PASSAGE GIVEN:
####################

One must note the provision contained in Act No. 3915 dominating the sections concerning the ecological value and protection of the areas to be designated as a National Park outnumbering the word “historical” which was mentioned only three times. Although no mention is made of what served as the basis for the legislators to set the criteria and the term “historical,” it is interesting to think that one of the possible bases of the legislators in declaring a site as a National Park is the place of exile of Rizal in Dapitan.

Quezon was sworn in as President of the Commonwealth of the Philippines in 1935. On 3 September 1940, he signed Proclamation 616, also known as “Establishing Rizal National Park for the Enjoyment of the People of the Philippines was declared the Parcel of Land Situated in the Municipality of Dapitan, Province of Zamboanga, Island of Mindanao.” The main reason for declaring the ten-hectare Rizal National Park is its historical value as the place of exile of our national hero, further securing its protection and future development. Proclamation 616 also mentions the delimitations and the land area of the Rizal National Park as stated in the following:

Beginning at point marked 1 on Bureau of Forestry Map No. N. P. 30. N. 19° W., 1,380 meters from the municipality of Dapitan, Zamboanga, an anilao tree, 35 cm. in diam., marked F. Z. 225/233, identical to corner 1. block III. alienable and disposable Zamboanga project No. L; thence following coastline in a general westerly direction, 320 meters to corner 2, a wharf, marked 620/38, a pathway of Rizal Park on coastline; thence N. 23° E., 115 meters to corner 3, a bogo tree, 10 cm. in diam., marked 62 of the tank of Rizal Park; thence N. 7° W., 90 meter to corner 4, a bogo tree, 40 cm. in diam., marked 620, 31, about 5 meters from a nangka tree; thence N. 80° E., 85 meters to corner 5, a point at the bank of a creek; thence N. 52° E., 60 meters to corner 6, a point on cutline; thence N. 46° E., 160 meters to corner 7, a point on cutline; thence N. 46° E., 180 meters to corner 8, a dead yakal tree, 45 cm. in diam., marked 60/55, on cutline; thence S. 20° W., 125 meters to corner 9, an alupag tree, 15 cm. in diam., marked 620/56 near a big rock; and thence S. 3° W., 305 meters to the point of beginning.

Corner 1 was marked with official marking hatchet No. B. F. 318.

Containing an area of approximately 10 hectares.

The aforementioned delimitations of Rizal National Park also show the practice of the surveyors during that time in using the natural landmarks, such as trees, creeks, and rocks, as well as some manmade structures, as their markers. Most of the natural landmarks are gone due to natural circumstances, while some manmade structures were destroyed or modified.

####################

PROVIDED RECORDS:
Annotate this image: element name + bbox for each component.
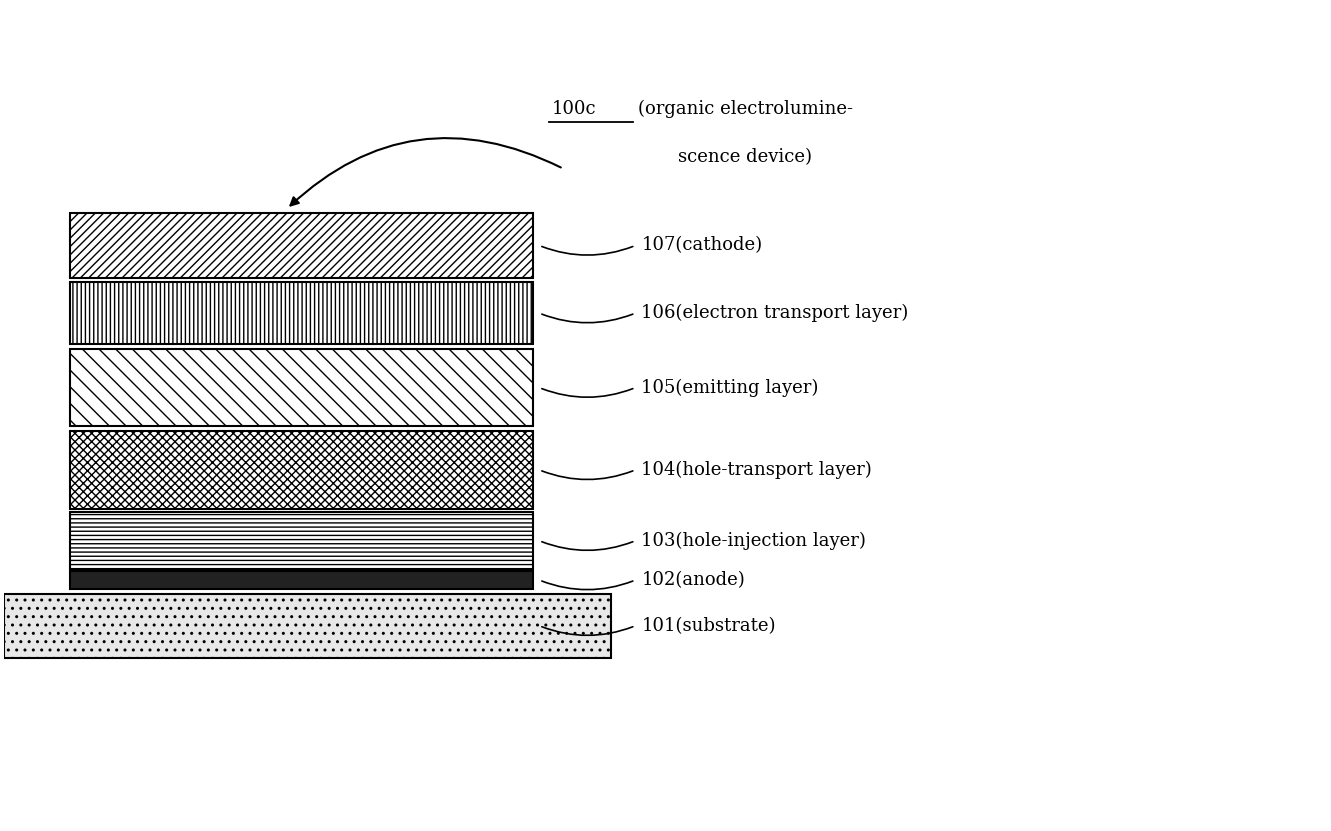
Text: (organic electrolumine-: (organic electrolumine- <box>638 101 853 119</box>
Bar <box>71 571 534 589</box>
Text: 105(emitting layer): 105(emitting layer) <box>642 378 819 396</box>
Text: 107(cathode): 107(cathode) <box>642 237 763 254</box>
Bar <box>71 431 534 509</box>
Bar <box>71 282 534 344</box>
Text: 103(hole-injection layer): 103(hole-injection layer) <box>642 532 866 550</box>
Bar <box>71 513 534 569</box>
Text: 100c: 100c <box>551 101 596 119</box>
Text: 102(anode): 102(anode) <box>642 571 745 589</box>
Bar <box>4 593 611 657</box>
Text: 101(substrate): 101(substrate) <box>642 617 776 635</box>
Text: scence device): scence device) <box>677 148 812 166</box>
Text: 104(hole-transport layer): 104(hole-transport layer) <box>642 460 872 479</box>
Bar <box>71 349 534 426</box>
Text: 106(electron transport layer): 106(electron transport layer) <box>642 304 909 322</box>
Bar <box>71 213 534 278</box>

####################

WHAT IS ASKED:
a: According to the Rizal National Park passage, on what date did Quezon sign Proclamation 616?
b: Please retype the stretch of the Rizal National Park passage from "The aforementioned delimitations" through "destroyed or modified.".
c: Write what comes next in the Rizal National Park passage, starting after its last sentence.
The entries play no part in this.

RESPONSES TO THE TASKS:
a: 3 September 1940

b:
The aforementioned delimitations of Rizal National Park also show the practice of the surveyors during that time in using the natural landmarks, such as trees, creeks, and rocks, as well as some manmade structures, as their markers. Most of the natural landmarks are gone due to natural circumstances, while some manmade structures were destroyed or modified.

c:
Seawall, which was modified into a pathway, after the reclamation of the seaside area of Rizal Shrine

File photo of water tank that is no longer extant.

Creek which serves as an outlet of water coming from Rizal’s dam


Big rock, also known as Mi Retiro Rock or Lover’s Rock

Fortunately, there are two existing markers: (1) the creek, which is the only water outlet of Rizal National Park, and (2) the big rock, also known as the “Mi Retiro Rock.” Present surveyors of the Rizal National Park use concrete markers as a more efficient and reliable way of surveying the park.

Although the ​​Rizal National Park is the smallest national park in terms of land area among all those declared by Quezon, its historical value is enough to match the vast National Parks, such as Biak-na-Bato National Park with 2,117 hectares.

Its declaration as a National Park was the beginning of Quezon’s collaboration with Aseniero, who wanted to physically portray Rizal’s life in Dapitan by placing replicas of Rizal’s houses in the National Park. An article in the Lands Journal November-December 1952 issue reads:

It is to be recalled that when the late President Quezon paid his last visit to the park, he was determined to improve it and immediately gave instruction to the Director of Public Works to do so. Upon hint to the late Jose Aseniero, one of the students of Rizal and a former governor of Zamboanga, who was in company with him then at the park, to have the replica of the old house made there was not even a trace of any habitation left in park, the latter and his son, worked together to produce the plan that ultimately was followed to the details.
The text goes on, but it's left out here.